(Collected data)
::::
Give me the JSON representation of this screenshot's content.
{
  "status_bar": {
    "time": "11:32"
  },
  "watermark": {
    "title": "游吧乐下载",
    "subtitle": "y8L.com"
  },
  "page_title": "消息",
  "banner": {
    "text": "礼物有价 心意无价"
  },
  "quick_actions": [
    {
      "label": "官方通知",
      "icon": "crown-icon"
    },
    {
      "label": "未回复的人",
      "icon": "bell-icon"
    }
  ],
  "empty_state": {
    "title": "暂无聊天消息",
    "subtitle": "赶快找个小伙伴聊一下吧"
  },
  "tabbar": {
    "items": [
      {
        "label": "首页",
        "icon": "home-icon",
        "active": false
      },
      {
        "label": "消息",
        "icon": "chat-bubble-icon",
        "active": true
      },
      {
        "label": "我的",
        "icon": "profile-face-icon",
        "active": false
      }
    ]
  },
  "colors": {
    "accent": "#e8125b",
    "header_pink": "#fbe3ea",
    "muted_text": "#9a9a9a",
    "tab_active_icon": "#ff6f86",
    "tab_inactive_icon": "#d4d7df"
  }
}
::::
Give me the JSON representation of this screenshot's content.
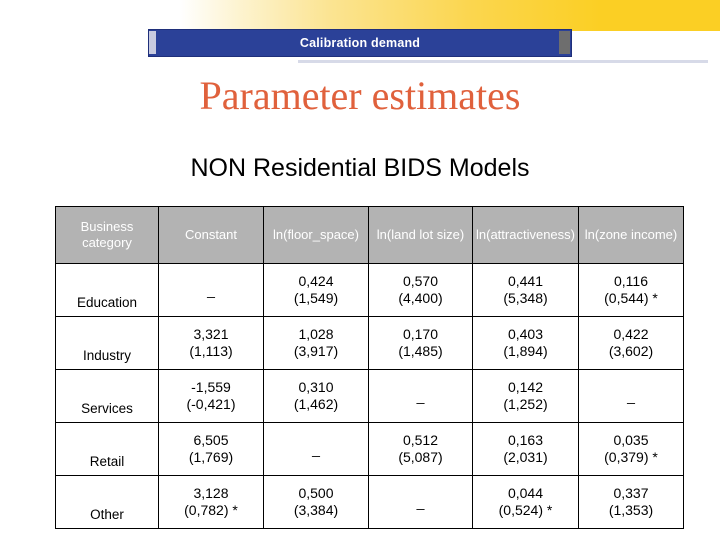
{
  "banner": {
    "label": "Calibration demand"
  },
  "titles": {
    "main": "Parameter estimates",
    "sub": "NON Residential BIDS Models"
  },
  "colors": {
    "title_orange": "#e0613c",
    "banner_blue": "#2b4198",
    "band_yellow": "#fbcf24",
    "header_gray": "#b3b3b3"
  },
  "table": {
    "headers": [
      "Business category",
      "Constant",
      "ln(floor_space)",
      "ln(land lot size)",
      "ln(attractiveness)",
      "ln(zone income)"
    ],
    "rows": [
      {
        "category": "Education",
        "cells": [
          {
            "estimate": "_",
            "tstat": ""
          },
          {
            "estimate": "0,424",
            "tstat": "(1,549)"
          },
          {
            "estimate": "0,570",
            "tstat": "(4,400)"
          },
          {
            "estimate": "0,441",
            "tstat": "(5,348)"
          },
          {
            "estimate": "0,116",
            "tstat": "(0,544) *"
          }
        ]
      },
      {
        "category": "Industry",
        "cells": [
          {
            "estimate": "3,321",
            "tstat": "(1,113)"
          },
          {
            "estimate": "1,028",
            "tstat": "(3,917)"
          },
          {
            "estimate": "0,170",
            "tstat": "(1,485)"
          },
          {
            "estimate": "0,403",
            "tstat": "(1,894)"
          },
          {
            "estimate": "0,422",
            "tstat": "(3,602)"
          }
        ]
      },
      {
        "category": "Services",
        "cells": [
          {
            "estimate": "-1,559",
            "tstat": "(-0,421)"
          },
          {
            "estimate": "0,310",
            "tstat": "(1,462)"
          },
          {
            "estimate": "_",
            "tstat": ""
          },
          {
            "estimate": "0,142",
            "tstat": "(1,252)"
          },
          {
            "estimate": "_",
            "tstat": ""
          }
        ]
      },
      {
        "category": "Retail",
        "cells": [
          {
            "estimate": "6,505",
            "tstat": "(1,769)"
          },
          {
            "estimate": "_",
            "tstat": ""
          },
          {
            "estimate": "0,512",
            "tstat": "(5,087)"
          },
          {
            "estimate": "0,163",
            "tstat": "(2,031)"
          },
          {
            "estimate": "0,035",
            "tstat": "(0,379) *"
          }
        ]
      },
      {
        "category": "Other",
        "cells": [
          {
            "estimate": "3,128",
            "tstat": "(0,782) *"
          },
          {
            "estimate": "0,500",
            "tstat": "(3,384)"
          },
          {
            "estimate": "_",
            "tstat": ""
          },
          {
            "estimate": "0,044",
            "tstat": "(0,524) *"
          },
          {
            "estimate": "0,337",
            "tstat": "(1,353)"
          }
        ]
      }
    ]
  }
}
::::
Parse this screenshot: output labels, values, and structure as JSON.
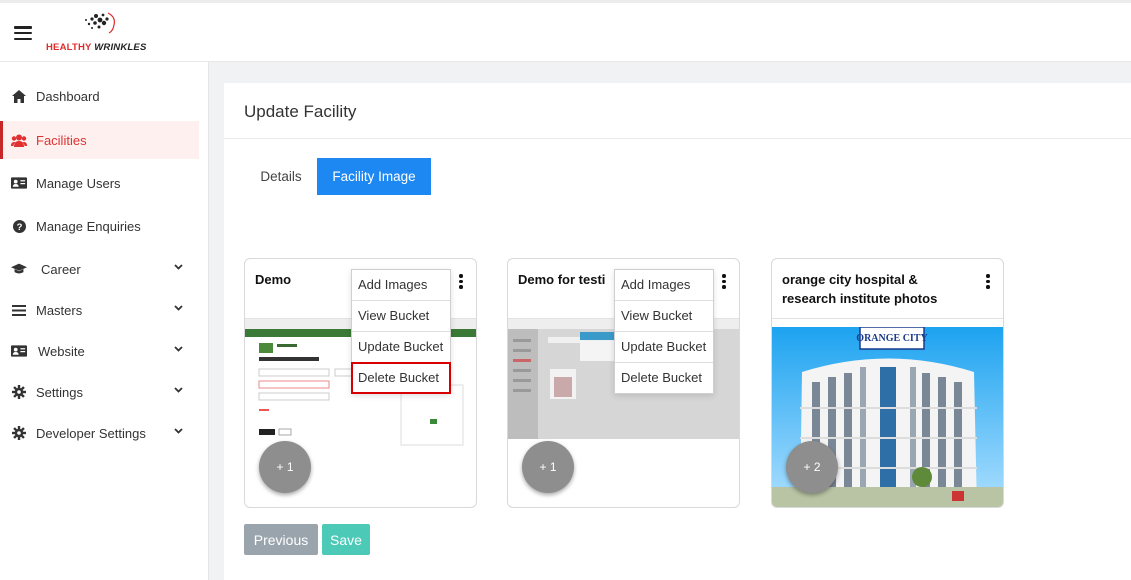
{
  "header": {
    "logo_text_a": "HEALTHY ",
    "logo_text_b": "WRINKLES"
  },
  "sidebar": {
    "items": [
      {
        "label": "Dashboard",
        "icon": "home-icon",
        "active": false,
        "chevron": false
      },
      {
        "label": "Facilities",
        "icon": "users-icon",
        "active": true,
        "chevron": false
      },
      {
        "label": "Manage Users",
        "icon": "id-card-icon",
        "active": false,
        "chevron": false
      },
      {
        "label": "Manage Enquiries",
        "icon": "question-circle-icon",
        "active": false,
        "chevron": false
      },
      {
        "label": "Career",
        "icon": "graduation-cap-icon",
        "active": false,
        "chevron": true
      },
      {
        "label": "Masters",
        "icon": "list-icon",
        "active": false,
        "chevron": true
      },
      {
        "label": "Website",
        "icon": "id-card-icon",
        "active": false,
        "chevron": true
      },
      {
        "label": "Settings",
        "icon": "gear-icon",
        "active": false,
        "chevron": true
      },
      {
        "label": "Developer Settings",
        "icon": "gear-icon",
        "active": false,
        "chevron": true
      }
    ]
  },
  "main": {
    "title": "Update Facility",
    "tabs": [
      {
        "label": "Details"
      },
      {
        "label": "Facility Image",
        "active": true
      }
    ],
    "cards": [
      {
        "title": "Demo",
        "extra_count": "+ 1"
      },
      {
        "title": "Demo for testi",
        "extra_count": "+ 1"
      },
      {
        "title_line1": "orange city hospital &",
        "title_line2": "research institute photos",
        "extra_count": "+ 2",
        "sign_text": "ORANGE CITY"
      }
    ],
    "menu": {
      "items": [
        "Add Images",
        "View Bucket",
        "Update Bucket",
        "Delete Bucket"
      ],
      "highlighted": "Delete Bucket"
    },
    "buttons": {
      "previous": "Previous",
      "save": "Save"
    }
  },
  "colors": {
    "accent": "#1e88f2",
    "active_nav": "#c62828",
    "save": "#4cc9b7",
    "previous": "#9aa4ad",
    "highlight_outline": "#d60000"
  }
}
::::
For this exercise, gather every line of the data that contains the word "Settings".

SOLUTION BELOW:
        "label": "Settings",
        "label": "Developer Settings",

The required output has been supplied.